▸ What you should do
Put every line of the records into a JSON list of strings, one string per line. Leave out blank lines and the pictures.

▸ Data extract
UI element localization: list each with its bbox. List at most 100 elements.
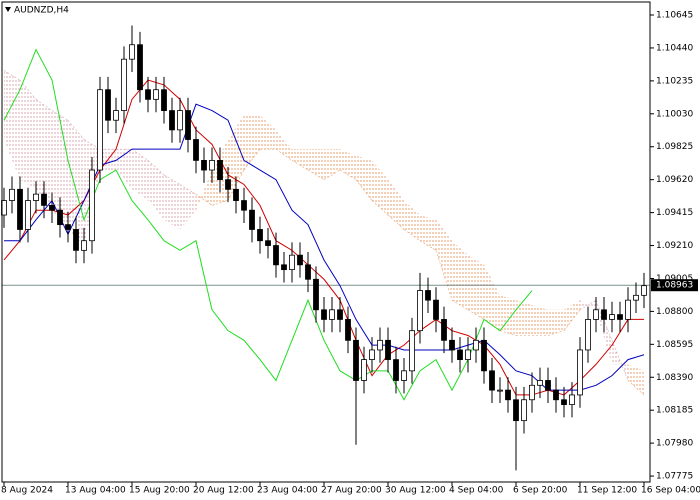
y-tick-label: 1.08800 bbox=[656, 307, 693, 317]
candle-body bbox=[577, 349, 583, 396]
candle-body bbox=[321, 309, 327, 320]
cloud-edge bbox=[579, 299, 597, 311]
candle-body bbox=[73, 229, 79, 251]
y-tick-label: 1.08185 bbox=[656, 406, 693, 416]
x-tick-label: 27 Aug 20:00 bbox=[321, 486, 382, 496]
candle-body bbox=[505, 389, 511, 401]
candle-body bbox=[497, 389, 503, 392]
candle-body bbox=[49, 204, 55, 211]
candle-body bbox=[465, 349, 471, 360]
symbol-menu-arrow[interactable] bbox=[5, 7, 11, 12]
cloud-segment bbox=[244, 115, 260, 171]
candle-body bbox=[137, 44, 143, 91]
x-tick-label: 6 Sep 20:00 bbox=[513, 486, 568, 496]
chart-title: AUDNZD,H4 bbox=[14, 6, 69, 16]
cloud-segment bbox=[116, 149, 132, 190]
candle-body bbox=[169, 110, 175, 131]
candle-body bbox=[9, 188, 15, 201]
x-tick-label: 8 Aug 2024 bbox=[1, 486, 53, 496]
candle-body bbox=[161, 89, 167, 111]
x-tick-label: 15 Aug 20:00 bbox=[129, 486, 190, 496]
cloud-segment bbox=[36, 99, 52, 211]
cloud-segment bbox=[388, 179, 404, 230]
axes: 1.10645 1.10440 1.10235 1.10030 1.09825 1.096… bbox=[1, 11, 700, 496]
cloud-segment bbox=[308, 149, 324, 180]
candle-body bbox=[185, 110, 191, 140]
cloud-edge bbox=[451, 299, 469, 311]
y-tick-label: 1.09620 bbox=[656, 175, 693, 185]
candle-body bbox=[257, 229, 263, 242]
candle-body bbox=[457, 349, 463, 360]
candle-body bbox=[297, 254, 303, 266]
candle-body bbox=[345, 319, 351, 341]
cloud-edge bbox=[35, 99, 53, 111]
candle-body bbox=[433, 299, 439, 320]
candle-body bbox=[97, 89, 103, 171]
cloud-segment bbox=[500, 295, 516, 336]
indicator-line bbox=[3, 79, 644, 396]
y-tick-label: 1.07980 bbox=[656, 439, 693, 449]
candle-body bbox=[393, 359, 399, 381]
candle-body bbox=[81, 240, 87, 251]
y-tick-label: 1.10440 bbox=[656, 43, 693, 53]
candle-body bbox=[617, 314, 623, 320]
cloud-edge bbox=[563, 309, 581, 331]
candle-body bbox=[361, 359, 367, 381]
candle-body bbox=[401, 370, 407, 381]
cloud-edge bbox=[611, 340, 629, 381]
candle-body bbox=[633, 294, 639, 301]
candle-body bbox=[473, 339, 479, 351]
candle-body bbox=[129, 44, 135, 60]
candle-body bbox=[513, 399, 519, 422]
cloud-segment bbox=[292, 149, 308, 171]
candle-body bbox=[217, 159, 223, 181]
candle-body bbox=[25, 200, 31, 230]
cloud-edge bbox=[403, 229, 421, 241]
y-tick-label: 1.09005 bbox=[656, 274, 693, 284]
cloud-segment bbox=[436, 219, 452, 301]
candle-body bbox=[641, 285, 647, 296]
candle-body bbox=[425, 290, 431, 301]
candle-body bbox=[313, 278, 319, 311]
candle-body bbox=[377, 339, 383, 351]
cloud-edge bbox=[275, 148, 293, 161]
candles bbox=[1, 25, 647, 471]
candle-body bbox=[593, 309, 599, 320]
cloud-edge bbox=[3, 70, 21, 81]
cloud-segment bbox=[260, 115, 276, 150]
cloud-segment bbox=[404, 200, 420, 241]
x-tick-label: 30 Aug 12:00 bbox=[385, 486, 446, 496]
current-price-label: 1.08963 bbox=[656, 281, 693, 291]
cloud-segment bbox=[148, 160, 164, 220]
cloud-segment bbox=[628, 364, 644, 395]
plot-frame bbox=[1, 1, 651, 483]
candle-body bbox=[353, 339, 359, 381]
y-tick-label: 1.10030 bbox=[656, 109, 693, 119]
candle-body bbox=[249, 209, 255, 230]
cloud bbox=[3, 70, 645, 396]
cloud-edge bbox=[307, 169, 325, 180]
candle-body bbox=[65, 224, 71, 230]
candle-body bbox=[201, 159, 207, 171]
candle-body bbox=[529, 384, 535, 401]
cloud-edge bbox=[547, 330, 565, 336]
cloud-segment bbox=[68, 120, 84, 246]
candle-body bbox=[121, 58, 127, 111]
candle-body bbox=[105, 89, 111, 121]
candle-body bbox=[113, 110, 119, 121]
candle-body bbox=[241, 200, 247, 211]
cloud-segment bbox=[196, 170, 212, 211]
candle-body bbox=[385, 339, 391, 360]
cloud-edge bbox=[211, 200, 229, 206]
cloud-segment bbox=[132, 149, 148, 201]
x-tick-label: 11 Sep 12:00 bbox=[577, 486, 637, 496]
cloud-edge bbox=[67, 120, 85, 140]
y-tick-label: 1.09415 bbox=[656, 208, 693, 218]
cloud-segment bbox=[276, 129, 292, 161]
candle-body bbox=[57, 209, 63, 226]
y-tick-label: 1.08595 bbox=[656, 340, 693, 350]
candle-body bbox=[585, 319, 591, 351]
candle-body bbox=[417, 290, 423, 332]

▸ Task answer
[
  "UI element localization: list each with its bbox. List at most 100 elements.",
  "y-tick-label: 1.08800 bbox=[656, 307, 693, 317]",
  "candle-body bbox=[577, 349, 583, 396]",
  "candle-body bbox=[321, 309, 327, 320]",
  "cloud-edge bbox=[579, 299, 597, 311]",
  "candle-body bbox=[73, 229, 79, 251]",
  "y-tick-label: 1.08185 bbox=[656, 406, 693, 416]",
  "x-tick-label: 27 Aug 20:00 bbox=[321, 486, 382, 496]",
  "candle-body bbox=[505, 389, 511, 401]",
  "candle-body bbox=[497, 389, 503, 392]",
  "candle-body bbox=[49, 204, 55, 211]",
  "candle-body bbox=[465, 349, 471, 360]",
  "symbol-menu-arrow[interactable] bbox=[5, 7, 11, 12]",
  "cloud-segment bbox=[244, 115, 260, 171]",
  "candle-body bbox=[137, 44, 143, 91]",
  "x-tick-label: 6 Sep 20:00 bbox=[513, 486, 568, 496]",
  "chart-title: AUDNZD,H4 bbox=[14, 6, 69, 16]",
  "cloud-segment bbox=[116, 149, 132, 190]",
  "candle-body bbox=[169, 110, 175, 131]",
  "candle-body bbox=[9, 188, 15, 201]",
  "x-tick-label: 8 Aug 2024 bbox=[1, 486, 53, 496]",
  "candle-body bbox=[161, 89, 167, 111]",
  "x-tick-label: 15 Aug 20:00 bbox=[129, 486, 190, 496]",
  "cloud-segment bbox=[36, 99, 52, 211]",
  "cloud-segment bbox=[388, 179, 404, 230]",
  "axes: 1.10645 1.10440 1.10235 1.10030 1.09825 1.096… bbox=[1, 11, 700, 496]",
  "cloud-segment bbox=[308, 149, 324, 180]",
  "candle-body bbox=[185, 110, 191, 140]",
  "cloud-edge bbox=[451, 299, 469, 311]",
  "y-tick-label: 1.09620 bbox=[656, 175, 693, 185]",
  "candle-body bbox=[257, 229, 263, 242]",
  "candle-body bbox=[457, 349, 463, 360]",
  "candle-body bbox=[297, 254, 303, 266]",
  "candle-body bbox=[345, 319, 351, 341]",
  "cloud-edge bbox=[35, 99, 53, 111]",
  "candle-body bbox=[433, 299, 439, 320]",
  "candle-body bbox=[97, 89, 103, 171]",
  "cloud-segment bbox=[500, 295, 516, 336]",
  "indicator-line bbox=[3, 79, 644, 396]",
  "y-tick-label: 1.07980 bbox=[656, 439, 693, 449]",
  "candle-body bbox=[393, 359, 399, 381]",
  "candle-body bbox=[81, 240, 87, 251]",
  "y-tick-label: 1.10440 bbox=[656, 43, 693, 53]",
  "candle-body bbox=[617, 314, 623, 320]",
  "cloud-edge bbox=[563, 309, 581, 331]",
  "candle-body bbox=[361, 359, 367, 381]",
  "candle-body bbox=[401, 370, 407, 381]",
  "cloud-edge bbox=[611, 340, 629, 381]",
  "candle-body bbox=[633, 294, 639, 301]",
  "candle-body bbox=[473, 339, 479, 351]",
  "candle-body bbox=[129, 44, 135, 60]",
  "candle-body bbox=[513, 399, 519, 422]",
  "cloud-segment bbox=[292, 149, 308, 171]",
  "candle-body bbox=[217, 159, 223, 181]",
  "candle-body bbox=[25, 200, 31, 230]",
  "cloud-edge bbox=[403, 229, 421, 241]",
  "y-tick-label: 1.09005 bbox=[656, 274, 693, 284]",
  "cloud-segment bbox=[436, 219, 452, 301]",
  "candle-body bbox=[641, 285, 647, 296]",
  "candle-body bbox=[425, 290, 431, 301]",
  "candle-body bbox=[313, 278, 319, 311]",
  "candle-body bbox=[377, 339, 383, 351]",
  "cloud-edge bbox=[275, 148, 293, 161]",
  "candles bbox=[1, 25, 647, 471]",
  "candle-body bbox=[593, 309, 599, 320]",
  "cloud-edge bbox=[3, 70, 21, 81]",
  "cloud-segment bbox=[260, 115, 276, 150]",
  "cloud-segment bbox=[404, 200, 420, 241]",
  "x-tick-label: 30 Aug 12:00 bbox=[385, 486, 446, 496]",
  "current-price-label: 1.08963 bbox=[656, 281, 693, 291]",
  "cloud-segment bbox=[148, 160, 164, 220]",
  "cloud-segment bbox=[628, 364, 644, 395]",
  "plot-frame bbox=[1, 1, 651, 483]",
  "candle-body bbox=[353, 339, 359, 381]",
  "y-tick-label: 1.10030 bbox=[656, 109, 693, 119]",
  "candle-body bbox=[249, 209, 255, 230]",
  "cloud bbox=[3, 70, 645, 396]",
  "cloud-edge bbox=[307, 169, 325, 180]",
  "candle-body bbox=[65, 224, 71, 230]",
  "candle-body bbox=[201, 159, 207, 171]",
  "candle-body bbox=[529, 384, 535, 401]",
  "cloud-edge bbox=[547, 330, 565, 336]",
  "cloud-segment bbox=[68, 120, 84, 246]",
  "candle-body bbox=[121, 58, 127, 111]",
  "candle-body bbox=[105, 89, 111, 121]",
  "candle-body bbox=[113, 110, 119, 121]",
  "candle-body bbox=[241, 200, 247, 211]",
  "cloud-segment bbox=[196, 170, 212, 211]",
  "candle-body bbox=[385, 339, 391, 360]",
  "cloud-edge bbox=[211, 200, 229, 206]",
  "cloud-segment bbox=[132, 149, 148, 201]",
  "x-tick-label: 11 Sep 12:00 bbox=[577, 486, 637, 496]",
  "cloud-edge bbox=[67, 120, 85, 140]",
  "y-tick-label: 1.09415 bbox=[656, 208, 693, 218]",
  "cloud-segment bbox=[276, 129, 292, 161]",
  "candle-body bbox=[57, 209, 63, 226]",
  "y-tick-label: 1.08595 bbox=[656, 340, 693, 350]",
  "candle-body bbox=[585, 319, 591, 351]",
  "candle-body bbox=[417, 290, 423, 332]"
]